→ **Given instruction**: Check each line for the word "barrels" and give how many have it. Say nothing else.

→ **Task material**:

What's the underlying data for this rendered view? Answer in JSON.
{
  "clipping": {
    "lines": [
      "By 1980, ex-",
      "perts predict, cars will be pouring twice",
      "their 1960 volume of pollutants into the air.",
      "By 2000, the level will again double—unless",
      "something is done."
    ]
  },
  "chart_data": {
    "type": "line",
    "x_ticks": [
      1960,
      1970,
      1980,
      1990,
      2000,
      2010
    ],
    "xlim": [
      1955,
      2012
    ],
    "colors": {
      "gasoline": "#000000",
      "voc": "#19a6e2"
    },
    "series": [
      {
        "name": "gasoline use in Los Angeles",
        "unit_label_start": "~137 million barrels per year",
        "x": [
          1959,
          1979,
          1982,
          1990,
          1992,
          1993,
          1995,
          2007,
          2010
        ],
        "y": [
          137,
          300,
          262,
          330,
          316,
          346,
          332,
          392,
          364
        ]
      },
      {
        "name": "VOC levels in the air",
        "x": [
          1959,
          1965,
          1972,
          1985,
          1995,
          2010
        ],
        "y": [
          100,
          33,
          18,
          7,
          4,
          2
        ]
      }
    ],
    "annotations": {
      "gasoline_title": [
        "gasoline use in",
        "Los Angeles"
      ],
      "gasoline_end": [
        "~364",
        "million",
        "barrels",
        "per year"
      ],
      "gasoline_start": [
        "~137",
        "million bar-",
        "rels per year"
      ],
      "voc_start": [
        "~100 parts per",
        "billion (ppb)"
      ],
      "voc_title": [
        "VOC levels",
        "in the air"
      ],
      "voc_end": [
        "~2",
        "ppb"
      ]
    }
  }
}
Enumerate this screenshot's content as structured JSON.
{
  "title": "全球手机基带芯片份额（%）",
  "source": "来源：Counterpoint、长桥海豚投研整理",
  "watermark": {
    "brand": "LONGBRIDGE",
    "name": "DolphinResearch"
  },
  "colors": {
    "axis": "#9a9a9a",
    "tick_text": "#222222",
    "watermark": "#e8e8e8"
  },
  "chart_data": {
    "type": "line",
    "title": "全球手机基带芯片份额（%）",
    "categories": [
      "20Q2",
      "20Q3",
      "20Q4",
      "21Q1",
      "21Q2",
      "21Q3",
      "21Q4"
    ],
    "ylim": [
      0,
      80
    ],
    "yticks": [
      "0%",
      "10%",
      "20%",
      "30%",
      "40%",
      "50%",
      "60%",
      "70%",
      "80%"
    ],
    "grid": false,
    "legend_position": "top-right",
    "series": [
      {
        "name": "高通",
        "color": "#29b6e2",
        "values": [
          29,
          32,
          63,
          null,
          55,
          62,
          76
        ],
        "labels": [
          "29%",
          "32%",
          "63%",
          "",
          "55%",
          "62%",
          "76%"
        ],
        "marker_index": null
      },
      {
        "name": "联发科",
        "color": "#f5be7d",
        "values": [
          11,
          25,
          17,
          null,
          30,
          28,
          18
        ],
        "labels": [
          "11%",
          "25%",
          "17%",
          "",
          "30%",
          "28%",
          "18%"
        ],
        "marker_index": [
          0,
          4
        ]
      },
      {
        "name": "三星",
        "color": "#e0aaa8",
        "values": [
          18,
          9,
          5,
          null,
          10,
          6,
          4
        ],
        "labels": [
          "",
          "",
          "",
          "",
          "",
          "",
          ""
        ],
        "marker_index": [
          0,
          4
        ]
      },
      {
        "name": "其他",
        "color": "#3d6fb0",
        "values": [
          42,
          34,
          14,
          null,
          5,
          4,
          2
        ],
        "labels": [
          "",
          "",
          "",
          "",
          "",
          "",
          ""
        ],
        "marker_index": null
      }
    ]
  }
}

→ **Result**: 2